Work required: Search the listing below for the word "trạng" and copy each line that holds it.

Working data:
=-=-=-=-=

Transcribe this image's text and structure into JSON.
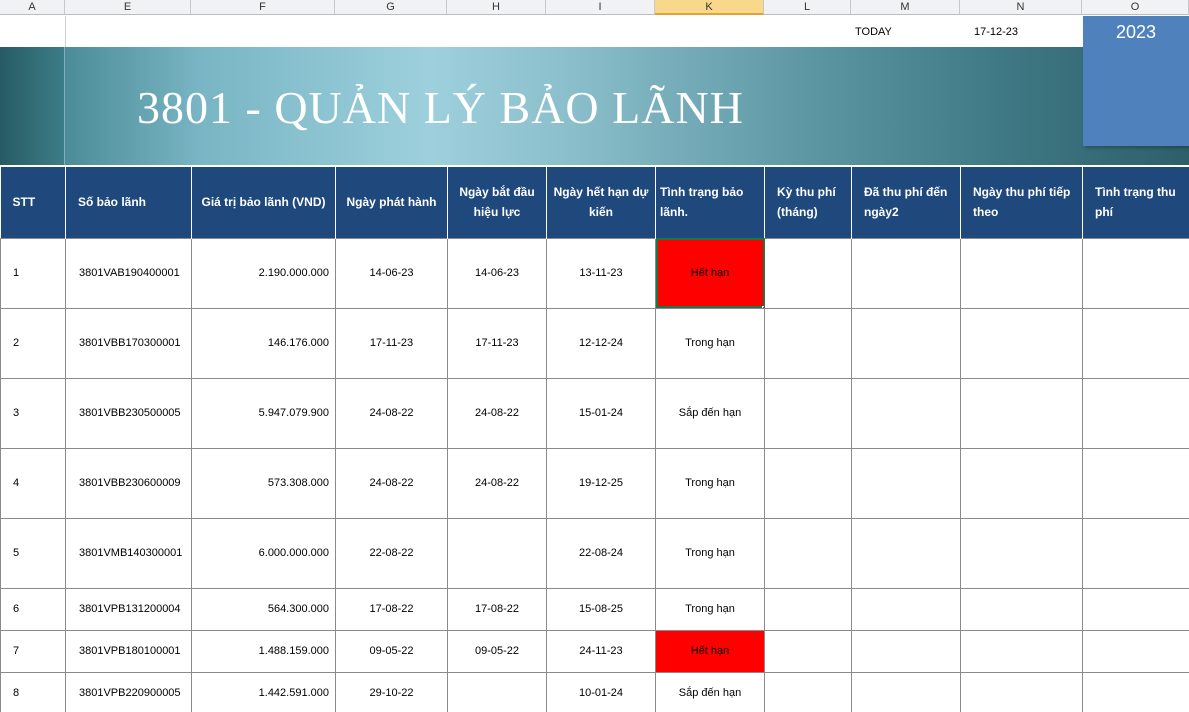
{
  "columns": [
    "A",
    "E",
    "F",
    "G",
    "H",
    "I",
    "K",
    "L",
    "M",
    "N",
    "O"
  ],
  "selected_column": "K",
  "today_label": "TODAY",
  "today_value": "17-12-23",
  "year": "2023",
  "title": "3801 - QUẢN LÝ BẢO LÃNH",
  "colors": {
    "header_bg": "#1f497d",
    "year_box": "#4f81bd",
    "expired": "#ff0000",
    "banner": "#79b5c4"
  },
  "table": {
    "headers": [
      "STT",
      "Số bảo lãnh",
      "Giá trị bảo lãnh (VND)",
      "Ngày phát hành",
      "Ngày bắt đầu hiệu lực",
      "Ngày hết hạn dự kiến",
      "Tình trạng bảo lãnh.",
      "Kỳ thu phí (tháng)",
      "Đã thu phí đến ngày2",
      "Ngày thu phí tiếp theo",
      "Tình trạng thu phí"
    ],
    "rows": [
      {
        "stt": "1",
        "so": "3801VAB190400001",
        "gia_tri": "2.190.000.000",
        "ngay_phat_hanh": "14-06-23",
        "ngay_bat_dau": "14-06-23",
        "ngay_het_han": "13-11-23",
        "tinh_trang": "Hết hạn"
      },
      {
        "stt": "2",
        "so": "3801VBB170300001",
        "gia_tri": "146.176.000",
        "ngay_phat_hanh": "17-11-23",
        "ngay_bat_dau": "17-11-23",
        "ngay_het_han": "12-12-24",
        "tinh_trang": "Trong hạn"
      },
      {
        "stt": "3",
        "so": "3801VBB230500005",
        "gia_tri": "5.947.079.900",
        "ngay_phat_hanh": "24-08-22",
        "ngay_bat_dau": "24-08-22",
        "ngay_het_han": "15-01-24",
        "tinh_trang": "Sắp đến hạn"
      },
      {
        "stt": "4",
        "so": "3801VBB230600009",
        "gia_tri": "573.308.000",
        "ngay_phat_hanh": "24-08-22",
        "ngay_bat_dau": "24-08-22",
        "ngay_het_han": "19-12-25",
        "tinh_trang": "Trong hạn"
      },
      {
        "stt": "5",
        "so": "3801VMB140300001",
        "gia_tri": "6.000.000.000",
        "ngay_phat_hanh": "22-08-22",
        "ngay_bat_dau": "",
        "ngay_het_han": "22-08-24",
        "tinh_trang": "Trong hạn"
      },
      {
        "stt": "6",
        "so": "3801VPB131200004",
        "gia_tri": "564.300.000",
        "ngay_phat_hanh": "17-08-22",
        "ngay_bat_dau": "17-08-22",
        "ngay_het_han": "15-08-25",
        "tinh_trang": "Trong hạn"
      },
      {
        "stt": "7",
        "so": "3801VPB180100001",
        "gia_tri": "1.488.159.000",
        "ngay_phat_hanh": "09-05-22",
        "ngay_bat_dau": "09-05-22",
        "ngay_het_han": "24-11-23",
        "tinh_trang": "Hết hạn"
      },
      {
        "stt": "8",
        "so": "3801VPB220900005",
        "gia_tri": "1.442.591.000",
        "ngay_phat_hanh": "29-10-22",
        "ngay_bat_dau": "",
        "ngay_het_han": "10-01-24",
        "tinh_trang": "Sắp đến hạn"
      }
    ]
  }
}
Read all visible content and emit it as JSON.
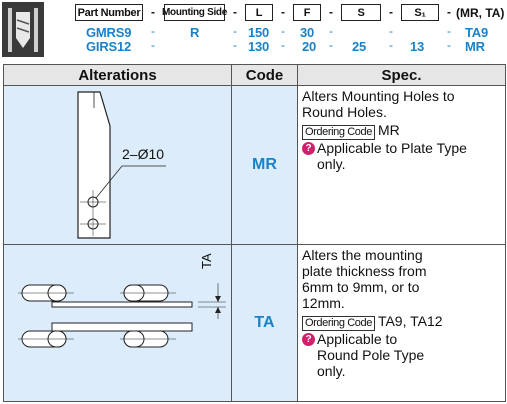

=-=-=-=-=

Result:
      "Tình trạng bảo lãnh.",
      "Tình trạng thu phí"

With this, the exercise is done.